### Written problem 1
Answer the following questions using the NumPy workshop introduction.
(a) Which data types does the introduction list as examples of Python's rich and powerful data types?
(b) What two things is the workshop meant to enable the reader to do?
(c) In the table of contents, which section immediately follows "The Array Object"?
### Written problem 2
Resume the NumPy workshop introduction from the point at which it stops.

# A Workshop Introduction to NumPy

The Python language is an excellent tool for general-purpose programming, with a highly readable syntax, rich and powerful data types (strings, lists, sets, dictionaries, arbitrary length integers, etc) and a very comprehensive standard library. It was not, however, designed specifically for mathematical and scientific computing. Neither the language nor its standard library have facilities for the efficient representation of multidimensional datasets, tools for linear algebra and general matrix manipulations (essential building blocks of virtually all scientific computing).

For example, Python lists are very flexible containers that can be nested arbitrarily deep and can hold any Python object in them, but they are poorly suited to represent common mathematical constructs like vectors and matrices. It is for this reason that NumPy exists.

## Workshop Objectives

The aims of this workshop are to enable you to:

  - manipulate numerical arrays
  - perform efficient array calculations

## Table of Contents

* [Getting Started with Numpy](#getting-started)
* [The Numpy Array](#array)
* [Motivation: what are arrays good for?](#motivation)
* [The Array Object](#array-object)
* [Application: Calculations -- Arithmetic and Broadcasting](#arithmetic_and_broadcasting)
* [Application: Calculations -- Statistics](#statistics)
* [Application: Efficiency](#efficiency)
* [Conclusions](#conclusions)

Data records

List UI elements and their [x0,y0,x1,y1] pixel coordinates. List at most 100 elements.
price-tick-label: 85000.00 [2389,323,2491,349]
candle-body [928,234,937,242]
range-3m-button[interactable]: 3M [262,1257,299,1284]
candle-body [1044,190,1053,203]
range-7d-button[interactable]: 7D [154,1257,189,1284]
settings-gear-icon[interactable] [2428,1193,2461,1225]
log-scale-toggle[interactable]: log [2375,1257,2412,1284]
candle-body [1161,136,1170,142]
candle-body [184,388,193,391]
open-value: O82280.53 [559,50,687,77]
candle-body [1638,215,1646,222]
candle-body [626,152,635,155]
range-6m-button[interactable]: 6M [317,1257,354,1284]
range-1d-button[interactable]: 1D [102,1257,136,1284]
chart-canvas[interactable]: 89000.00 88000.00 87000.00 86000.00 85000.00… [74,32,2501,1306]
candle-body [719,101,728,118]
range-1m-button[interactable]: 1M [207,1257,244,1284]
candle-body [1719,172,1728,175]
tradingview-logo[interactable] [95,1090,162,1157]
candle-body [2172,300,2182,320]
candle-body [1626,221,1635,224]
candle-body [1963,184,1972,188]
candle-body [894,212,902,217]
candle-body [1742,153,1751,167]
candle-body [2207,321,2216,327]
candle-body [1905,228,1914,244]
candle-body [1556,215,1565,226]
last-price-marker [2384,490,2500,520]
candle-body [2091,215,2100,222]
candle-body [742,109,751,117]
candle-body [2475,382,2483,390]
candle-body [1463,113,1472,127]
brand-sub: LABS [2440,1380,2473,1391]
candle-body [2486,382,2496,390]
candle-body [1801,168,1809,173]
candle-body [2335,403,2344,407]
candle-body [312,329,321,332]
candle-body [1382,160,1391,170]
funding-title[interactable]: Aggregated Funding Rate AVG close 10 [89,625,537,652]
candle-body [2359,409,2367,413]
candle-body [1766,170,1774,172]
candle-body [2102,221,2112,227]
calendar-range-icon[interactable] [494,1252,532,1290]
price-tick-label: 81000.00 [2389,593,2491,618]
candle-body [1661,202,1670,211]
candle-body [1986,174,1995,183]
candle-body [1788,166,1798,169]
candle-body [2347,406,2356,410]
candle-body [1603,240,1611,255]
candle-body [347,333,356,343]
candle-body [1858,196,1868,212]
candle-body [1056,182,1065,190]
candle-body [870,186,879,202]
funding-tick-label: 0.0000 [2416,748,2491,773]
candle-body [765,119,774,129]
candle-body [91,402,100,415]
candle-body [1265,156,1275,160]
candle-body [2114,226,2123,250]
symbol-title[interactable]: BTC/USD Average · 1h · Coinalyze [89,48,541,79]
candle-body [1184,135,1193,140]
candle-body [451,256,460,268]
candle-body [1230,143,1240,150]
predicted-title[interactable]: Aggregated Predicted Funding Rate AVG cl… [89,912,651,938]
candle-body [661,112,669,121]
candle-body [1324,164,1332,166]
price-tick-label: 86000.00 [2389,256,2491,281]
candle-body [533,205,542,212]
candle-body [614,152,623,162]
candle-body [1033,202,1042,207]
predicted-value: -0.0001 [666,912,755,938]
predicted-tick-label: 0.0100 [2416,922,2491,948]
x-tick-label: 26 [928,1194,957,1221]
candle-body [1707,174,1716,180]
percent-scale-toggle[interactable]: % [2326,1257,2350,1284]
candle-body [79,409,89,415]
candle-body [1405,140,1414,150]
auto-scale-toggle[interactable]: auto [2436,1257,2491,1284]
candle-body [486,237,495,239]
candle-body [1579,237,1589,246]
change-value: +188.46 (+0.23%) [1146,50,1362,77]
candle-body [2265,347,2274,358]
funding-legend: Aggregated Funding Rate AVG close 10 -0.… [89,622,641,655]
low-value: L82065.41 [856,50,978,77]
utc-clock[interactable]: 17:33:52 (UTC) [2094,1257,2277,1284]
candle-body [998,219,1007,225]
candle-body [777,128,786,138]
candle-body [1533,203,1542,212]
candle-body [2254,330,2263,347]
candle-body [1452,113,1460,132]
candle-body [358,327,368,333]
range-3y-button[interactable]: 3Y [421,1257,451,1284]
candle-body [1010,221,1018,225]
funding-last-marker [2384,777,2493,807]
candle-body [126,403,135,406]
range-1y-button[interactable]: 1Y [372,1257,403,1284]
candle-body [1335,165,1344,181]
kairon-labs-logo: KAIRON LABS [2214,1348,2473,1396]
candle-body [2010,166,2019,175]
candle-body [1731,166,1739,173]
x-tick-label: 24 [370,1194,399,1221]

### Final answer 1
(a) Strings, lists, sets, dictionaries and arbitrary length integers.
(b) Manipulate numerical arrays and perform efficient array calculations.
(c) "Application: Calculations -- Arithmetic and Broadcasting".

### Final answer 2
## Style
This workshop is a hands on coding workshop with discussion sections.  It can be treated as an exercise for an individual, but the intent is to work as a group with an instructor.

Topics are introduced, followed by worked examples and exploration suggestions.  These should be attempted individually or in small groups (making sure everyone is keeping their own notes).
Each topic concludes with a review and discussion session for the whole group.

The Jupyter notebook provides each participant with an environment to run code and make notes.  We recommend that you take your own copy of the workshop notebook and customise it through the workshop.
This should provide you with a useful resource to refer back to.

## Getting Started with NumPy <a class="anchor" id="getting-started"></a>
NumPy is the fundamental package for scientific computing with Python. Its primary purpose is to provide a powerful N-dimensional array object; the focus for this workshop.

To begin with let's import NumPy, check where it is being imported from and check the version.

In [1]:
# numpy is generally imported as 'np'
import numpy as np
print(np)
print(np.__version__)

<module 'numpy' from '/opt/scitools/environments/default/2017_02_21/lib/python2.7/site-packages/numpy/__init__.py'>
1.11.1


### Documentation
Here is a link to the NumPy documenetation for v1.11:
https://docs.scipy.org/doc/numpy-1.11.0/reference/

### Create an Array

There are many ways to create a numpy array, such as:

In [2]:
anarray = np.array((2, 3, 5, 7, 11, 13, 17, 19, 23))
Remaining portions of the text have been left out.